» **What you will do**:
Without the images, output each record below as it stands.

» **Data supplied**:
+++++
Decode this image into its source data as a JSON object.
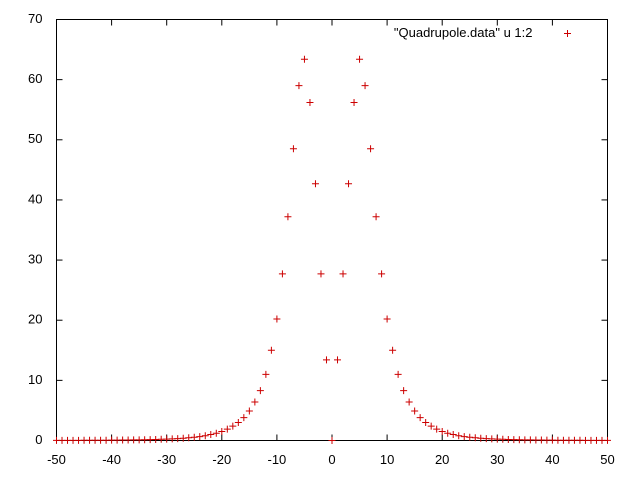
{
  "chart_data": {
    "type": "scatter",
    "series": [
      {
        "name": "\"Quadrupole.data\" u 1:2",
        "color": "#cc0000",
        "x": [
          -50,
          -49,
          -48,
          -47,
          -46,
          -45,
          -44,
          -43,
          -42,
          -41,
          -40,
          -39,
          -38,
          -37,
          -36,
          -35,
          -34,
          -33,
          -32,
          -31,
          -30,
          -29,
          -28,
          -27,
          -26,
          -25,
          -24,
          -23,
          -22,
          -21,
          -20,
          -19,
          -18,
          -17,
          -16,
          -15,
          -14,
          -13,
          -12,
          -11,
          -10,
          -9,
          -8,
          -7,
          -6,
          -5,
          -4,
          -3,
          -2,
          -1,
          0,
          1,
          2,
          3,
          4,
          5,
          6,
          7,
          8,
          9,
          10,
          11,
          12,
          13,
          14,
          15,
          16,
          17,
          18,
          19,
          20,
          21,
          22,
          23,
          24,
          25,
          26,
          27,
          28,
          29,
          30,
          31,
          32,
          33,
          34,
          35,
          36,
          37,
          38,
          39,
          40,
          41,
          42,
          43,
          44,
          45,
          46,
          47,
          48,
          49,
          50
        ],
        "values": [
          0.02,
          0.03,
          0.03,
          0.03,
          0.03,
          0.04,
          0.04,
          0.04,
          0.05,
          0.05,
          0.06,
          0.07,
          0.08,
          0.09,
          0.1,
          0.11,
          0.13,
          0.15,
          0.17,
          0.2,
          0.23,
          0.27,
          0.32,
          0.38,
          0.45,
          0.55,
          0.65,
          0.8,
          1.0,
          1.2,
          1.5,
          1.9,
          2.4,
          3.0,
          3.8,
          4.9,
          6.4,
          8.3,
          11,
          15,
          20.2,
          27.7,
          37.2,
          48.5,
          59,
          63.4,
          56.2,
          42.7,
          27.7,
          13.4,
          0,
          13.4,
          27.7,
          42.7,
          56.2,
          63.4,
          59,
          48.5,
          37.2,
          27.7,
          20.2,
          15,
          11,
          8.3,
          6.4,
          4.9,
          3.8,
          3.0,
          2.4,
          1.9,
          1.5,
          1.2,
          1.0,
          0.8,
          0.65,
          0.55,
          0.45,
          0.38,
          0.32,
          0.27,
          0.23,
          0.2,
          0.17,
          0.15,
          0.13,
          0.11,
          0.1,
          0.09,
          0.08,
          0.07,
          0.06,
          0.05,
          0.05,
          0.04,
          0.04,
          0.04,
          0.03,
          0.03,
          0.03,
          0.03,
          0.02
        ]
      }
    ],
    "xlim": [
      -50,
      50
    ],
    "xticks": [
      -50,
      -40,
      -30,
      -20,
      -10,
      0,
      10,
      20,
      30,
      40,
      50
    ],
    "ylim": [
      0,
      70
    ],
    "yticks": [
      0,
      10,
      20,
      30,
      40,
      50,
      60,
      70
    ],
    "legend": "top-right"
  }
}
+++++
» **Exercise answer**:
Decode this image into its source data as a JSON object.
{
  "chart_data": {
    "type": "scatter",
    "series": [
      {
        "name": "\"Quadrupole.data\" u 1:2",
        "color": "#cc0000",
        "x": [
          -50,
          -49,
          -48,
          -47,
          -46,
          -45,
          -44,
          -43,
          -42,
          -41,
          -40,
          -39,
          -38,
          -37,
          -36,
          -35,
          -34,
          -33,
          -32,
          -31,
          -30,
          -29,
          -28,
          -27,
          -26,
          -25,
          -24,
          -23,
          -22,
          -21,
          -20,
          -19,
          -18,
          -17,
          -16,
          -15,
          -14,
          -13,
          -12,
          -11,
          -10,
          -9,
          -8,
          -7,
          -6,
          -5,
          -4,
          -3,
          -2,
          -1,
          0,
          1,
          2,
          3,
          4,
          5,
          6,
          7,
          8,
          9,
          10,
          11,
          12,
          13,
          14,
          15,
          16,
          17,
          18,
          19,
          20,
          21,
          22,
          23,
          24,
          25,
          26,
          27,
          28,
          29,
          30,
          31,
          32,
          33,
          34,
          35,
          36,
          37,
          38,
          39,
          40,
          41,
          42,
          43,
          44,
          45,
          46,
          47,
          48,
          49,
          50
        ],
        "values": [
          0.02,
          0.03,
          0.03,
          0.03,
          0.03,
          0.04,
          0.04,
          0.04,
          0.05,
          0.05,
          0.06,
          0.07,
          0.08,
          0.09,
          0.1,
          0.11,
          0.13,
          0.15,
          0.17,
          0.2,
          0.23,
          0.27,
          0.32,
          0.38,
          0.45,
          0.55,
          0.65,
          0.8,
          1.0,
          1.2,
          1.5,
          1.9,
          2.4,
          3.0,
          3.8,
          4.9,
          6.4,
          8.3,
          11,
          15,
          20.2,
          27.7,
          37.2,
          48.5,
          59,
          63.4,
          56.2,
          42.7,
          27.7,
          13.4,
          0,
          13.4,
          27.7,
          42.7,
          56.2,
          63.4,
          59,
          48.5,
          37.2,
          27.7,
          20.2,
          15,
          11,
          8.3,
          6.4,
          4.9,
          3.8,
          3.0,
          2.4,
          1.9,
          1.5,
          1.2,
          1.0,
          0.8,
          0.65,
          0.55,
          0.45,
          0.38,
          0.32,
          0.27,
          0.23,
          0.2,
          0.17,
          0.15,
          0.13,
          0.11,
          0.1,
          0.09,
          0.08,
          0.07,
          0.06,
          0.05,
          0.05,
          0.04,
          0.04,
          0.04,
          0.03,
          0.03,
          0.03,
          0.03,
          0.02
        ]
      }
    ],
    "xlim": [
      -50,
      50
    ],
    "xticks": [
      -50,
      -40,
      -30,
      -20,
      -10,
      0,
      10,
      20,
      30,
      40,
      50
    ],
    "ylim": [
      0,
      70
    ],
    "yticks": [
      0,
      10,
      20,
      30,
      40,
      50,
      60,
      70
    ],
    "legend": "top-right"
  }
}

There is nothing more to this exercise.